▶ _YOUR OBJECTIVE_: Print the entries in full, word for word, but not the pictures.

▶ _MATERIAL SHOWN_:
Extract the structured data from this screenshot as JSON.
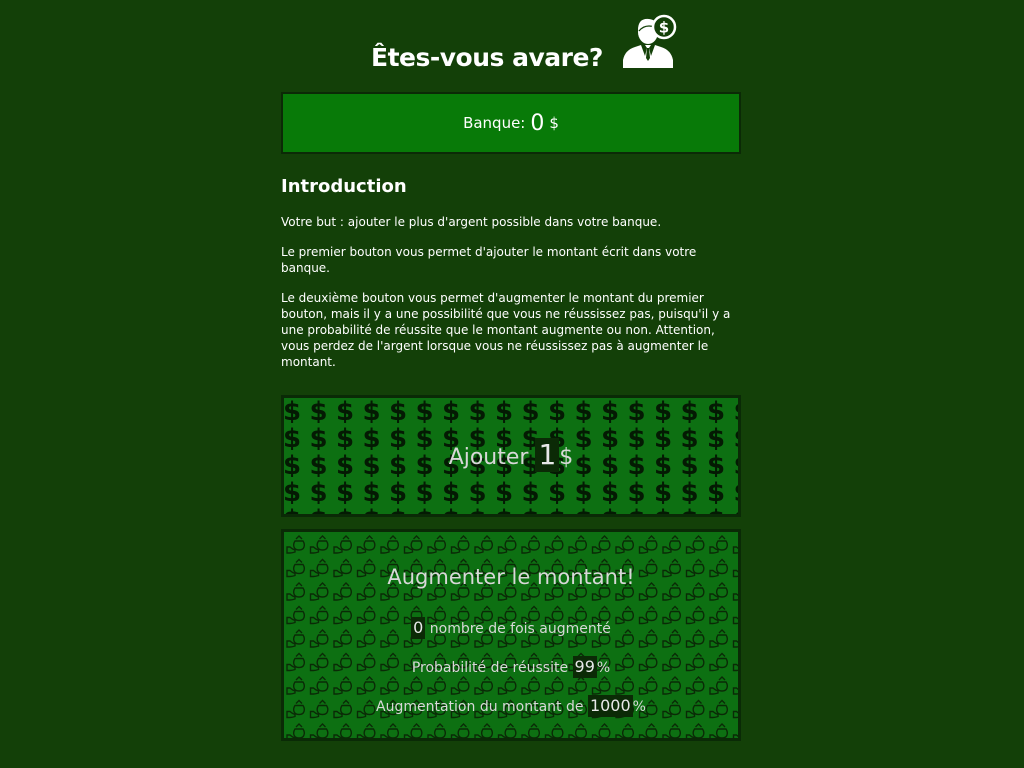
{
  "header": {
    "title": "Êtes-vous avare?",
    "icon": "businessman-dollar-icon"
  },
  "bank": {
    "label": "Banque:",
    "value": "0",
    "currency": "$"
  },
  "intro": {
    "heading": "Introduction",
    "p1": "Votre but : ajouter le plus d'argent possible dans votre banque.",
    "p2": "Le premier bouton vous permet d'ajouter le montant écrit dans votre banque.",
    "p3": "Le deuxième bouton vous permet d'augmenter le montant du premier bouton, mais il y a une possibilité que vous ne réussissez pas, puisqu'il y a une probabilité de réussite que le montant augmente ou non. Attention, vous perdez de l'argent lorsque vous ne réussissez pas à augmenter le montant."
  },
  "add_button": {
    "label": "Ajouter",
    "amount": "1",
    "currency": "$",
    "pattern_icon": "dollar-sign-icon"
  },
  "increase_button": {
    "title": "Augmenter le montant!",
    "times_value": "0",
    "times_label": "nombre de fois augmenté",
    "probability_label": "Probabilité de réussite",
    "probability_value": "99",
    "probability_unit": "%",
    "increase_label": "Augmentation du montant de",
    "increase_value": "1000",
    "increase_unit": "%",
    "pattern_icon": "money-bag-hand-icon"
  },
  "colors": {
    "background": "#134008",
    "bank_bg": "#087a08",
    "button_bg": "#0d7012",
    "dark": "#0a2a06"
  }
}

▶ _REPLY TO THE EXERCISE_:
Extract the structured data from this screenshot as JSON.
{
  "header": {
    "title": "Êtes-vous avare?",
    "icon": "businessman-dollar-icon"
  },
  "bank": {
    "label": "Banque:",
    "value": "0",
    "currency": "$"
  },
  "intro": {
    "heading": "Introduction",
    "p1": "Votre but : ajouter le plus d'argent possible dans votre banque.",
    "p2": "Le premier bouton vous permet d'ajouter le montant écrit dans votre banque.",
    "p3": "Le deuxième bouton vous permet d'augmenter le montant du premier bouton, mais il y a une possibilité que vous ne réussissez pas, puisqu'il y a une probabilité de réussite que le montant augmente ou non. Attention, vous perdez de l'argent lorsque vous ne réussissez pas à augmenter le montant."
  },
  "add_button": {
    "label": "Ajouter",
    "amount": "1",
    "currency": "$",
    "pattern_icon": "dollar-sign-icon"
  },
  "increase_button": {
    "title": "Augmenter le montant!",
    "times_value": "0",
    "times_label": "nombre de fois augmenté",
    "probability_label": "Probabilité de réussite",
    "probability_value": "99",
    "probability_unit": "%",
    "increase_label": "Augmentation du montant de",
    "increase_value": "1000",
    "increase_unit": "%",
    "pattern_icon": "money-bag-hand-icon"
  },
  "colors": {
    "background": "#134008",
    "bank_bg": "#087a08",
    "button_bg": "#0d7012",
    "dark": "#0a2a06"
  }
}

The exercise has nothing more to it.